Spot each line in the records below where the word "Agressivitat" occurs, then copy it.

### DATA SUPPLIED
---+---

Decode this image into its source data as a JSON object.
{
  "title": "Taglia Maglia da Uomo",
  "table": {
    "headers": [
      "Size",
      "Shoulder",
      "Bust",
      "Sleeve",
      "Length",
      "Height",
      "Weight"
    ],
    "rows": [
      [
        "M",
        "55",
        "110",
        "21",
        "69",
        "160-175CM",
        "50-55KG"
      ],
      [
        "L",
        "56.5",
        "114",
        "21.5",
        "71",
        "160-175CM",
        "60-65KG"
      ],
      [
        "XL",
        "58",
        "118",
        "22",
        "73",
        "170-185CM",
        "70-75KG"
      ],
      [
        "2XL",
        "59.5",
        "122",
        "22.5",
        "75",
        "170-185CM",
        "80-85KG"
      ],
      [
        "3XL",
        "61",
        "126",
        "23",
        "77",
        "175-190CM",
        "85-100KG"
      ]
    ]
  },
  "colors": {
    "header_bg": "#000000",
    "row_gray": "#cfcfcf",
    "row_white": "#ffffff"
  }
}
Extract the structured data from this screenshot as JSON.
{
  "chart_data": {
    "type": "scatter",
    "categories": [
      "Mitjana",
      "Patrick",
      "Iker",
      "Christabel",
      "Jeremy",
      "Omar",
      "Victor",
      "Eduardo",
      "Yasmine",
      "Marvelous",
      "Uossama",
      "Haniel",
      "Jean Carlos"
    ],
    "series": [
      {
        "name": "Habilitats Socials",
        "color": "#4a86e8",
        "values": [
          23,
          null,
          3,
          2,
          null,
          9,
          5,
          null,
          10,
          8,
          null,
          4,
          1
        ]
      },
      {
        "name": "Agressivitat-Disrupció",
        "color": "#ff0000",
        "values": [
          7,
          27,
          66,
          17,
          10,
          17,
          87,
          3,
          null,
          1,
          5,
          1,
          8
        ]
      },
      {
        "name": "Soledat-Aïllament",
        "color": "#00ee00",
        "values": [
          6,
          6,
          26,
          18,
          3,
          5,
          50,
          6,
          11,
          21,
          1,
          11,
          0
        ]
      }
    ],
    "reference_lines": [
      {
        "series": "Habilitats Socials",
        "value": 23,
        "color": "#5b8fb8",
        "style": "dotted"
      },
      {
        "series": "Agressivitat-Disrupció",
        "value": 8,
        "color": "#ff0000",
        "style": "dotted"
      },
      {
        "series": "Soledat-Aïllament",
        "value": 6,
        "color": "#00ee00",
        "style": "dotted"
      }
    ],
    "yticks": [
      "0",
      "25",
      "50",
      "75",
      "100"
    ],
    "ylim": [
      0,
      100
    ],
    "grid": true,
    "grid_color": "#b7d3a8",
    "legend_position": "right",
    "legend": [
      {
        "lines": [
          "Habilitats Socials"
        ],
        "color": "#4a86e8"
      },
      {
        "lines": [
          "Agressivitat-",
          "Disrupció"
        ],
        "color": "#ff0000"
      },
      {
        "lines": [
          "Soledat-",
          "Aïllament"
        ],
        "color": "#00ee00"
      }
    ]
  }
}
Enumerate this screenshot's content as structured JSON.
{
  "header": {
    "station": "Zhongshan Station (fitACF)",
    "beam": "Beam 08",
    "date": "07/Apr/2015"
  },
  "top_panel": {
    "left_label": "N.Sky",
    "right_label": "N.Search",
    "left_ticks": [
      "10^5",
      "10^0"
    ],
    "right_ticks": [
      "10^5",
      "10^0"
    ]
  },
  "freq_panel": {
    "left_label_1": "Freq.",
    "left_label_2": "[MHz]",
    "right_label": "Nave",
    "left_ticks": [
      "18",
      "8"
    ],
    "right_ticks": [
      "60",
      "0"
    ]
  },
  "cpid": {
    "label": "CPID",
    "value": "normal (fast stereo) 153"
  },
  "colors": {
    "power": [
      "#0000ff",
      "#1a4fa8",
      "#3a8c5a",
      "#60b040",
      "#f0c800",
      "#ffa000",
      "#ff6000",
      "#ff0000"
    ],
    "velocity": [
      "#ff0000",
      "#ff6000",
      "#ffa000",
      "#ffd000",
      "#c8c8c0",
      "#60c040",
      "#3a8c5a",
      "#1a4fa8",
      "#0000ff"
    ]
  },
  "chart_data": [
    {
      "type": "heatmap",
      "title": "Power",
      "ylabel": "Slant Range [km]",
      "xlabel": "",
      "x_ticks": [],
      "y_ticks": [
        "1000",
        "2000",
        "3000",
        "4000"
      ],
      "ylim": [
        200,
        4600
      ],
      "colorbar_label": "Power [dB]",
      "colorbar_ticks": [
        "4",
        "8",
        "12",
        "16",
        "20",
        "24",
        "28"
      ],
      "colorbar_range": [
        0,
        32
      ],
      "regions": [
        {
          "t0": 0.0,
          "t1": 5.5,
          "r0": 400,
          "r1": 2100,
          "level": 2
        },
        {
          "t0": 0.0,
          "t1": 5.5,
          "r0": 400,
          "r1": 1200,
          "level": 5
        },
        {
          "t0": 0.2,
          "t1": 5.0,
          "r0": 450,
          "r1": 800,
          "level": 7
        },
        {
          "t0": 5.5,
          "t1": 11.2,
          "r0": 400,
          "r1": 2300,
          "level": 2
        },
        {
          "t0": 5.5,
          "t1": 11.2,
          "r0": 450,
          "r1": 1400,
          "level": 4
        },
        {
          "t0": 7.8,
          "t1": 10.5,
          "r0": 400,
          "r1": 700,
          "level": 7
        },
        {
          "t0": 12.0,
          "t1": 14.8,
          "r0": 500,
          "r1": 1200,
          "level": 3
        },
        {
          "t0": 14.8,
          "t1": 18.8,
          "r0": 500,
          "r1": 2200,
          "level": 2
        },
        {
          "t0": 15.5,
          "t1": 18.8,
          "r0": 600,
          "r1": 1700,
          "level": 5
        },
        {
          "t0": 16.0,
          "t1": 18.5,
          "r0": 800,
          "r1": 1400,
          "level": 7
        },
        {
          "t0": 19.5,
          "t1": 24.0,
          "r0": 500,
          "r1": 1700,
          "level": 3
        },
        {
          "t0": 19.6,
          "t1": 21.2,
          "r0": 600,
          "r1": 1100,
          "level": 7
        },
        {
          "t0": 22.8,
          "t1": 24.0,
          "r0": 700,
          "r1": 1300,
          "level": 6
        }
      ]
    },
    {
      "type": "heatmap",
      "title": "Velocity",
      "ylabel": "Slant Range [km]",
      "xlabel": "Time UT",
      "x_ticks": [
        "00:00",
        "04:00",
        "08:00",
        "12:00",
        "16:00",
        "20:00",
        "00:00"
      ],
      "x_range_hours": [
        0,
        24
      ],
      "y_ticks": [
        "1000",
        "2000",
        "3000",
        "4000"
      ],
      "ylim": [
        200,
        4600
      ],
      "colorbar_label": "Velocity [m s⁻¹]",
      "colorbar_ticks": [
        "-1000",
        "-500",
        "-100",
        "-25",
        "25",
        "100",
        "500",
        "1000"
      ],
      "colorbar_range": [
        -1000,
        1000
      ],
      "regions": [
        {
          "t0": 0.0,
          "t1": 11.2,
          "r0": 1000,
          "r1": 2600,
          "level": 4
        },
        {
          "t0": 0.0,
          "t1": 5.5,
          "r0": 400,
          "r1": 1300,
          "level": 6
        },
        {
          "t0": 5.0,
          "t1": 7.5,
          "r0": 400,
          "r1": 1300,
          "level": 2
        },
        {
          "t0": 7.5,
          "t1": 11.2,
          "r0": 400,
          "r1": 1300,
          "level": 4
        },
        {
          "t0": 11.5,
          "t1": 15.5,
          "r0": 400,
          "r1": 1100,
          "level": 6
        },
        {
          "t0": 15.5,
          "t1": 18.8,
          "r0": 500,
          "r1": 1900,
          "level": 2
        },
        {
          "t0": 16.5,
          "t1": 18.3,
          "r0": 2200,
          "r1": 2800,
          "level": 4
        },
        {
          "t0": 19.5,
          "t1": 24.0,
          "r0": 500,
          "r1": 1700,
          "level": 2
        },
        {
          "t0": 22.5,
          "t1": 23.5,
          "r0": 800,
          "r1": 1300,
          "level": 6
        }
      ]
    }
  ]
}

---+---

### OUTPUT OF THE TASK
        "name": "Agressivitat-Disrupció",
        "series": "Agressivitat-Disrupció",
          "Agressivitat-",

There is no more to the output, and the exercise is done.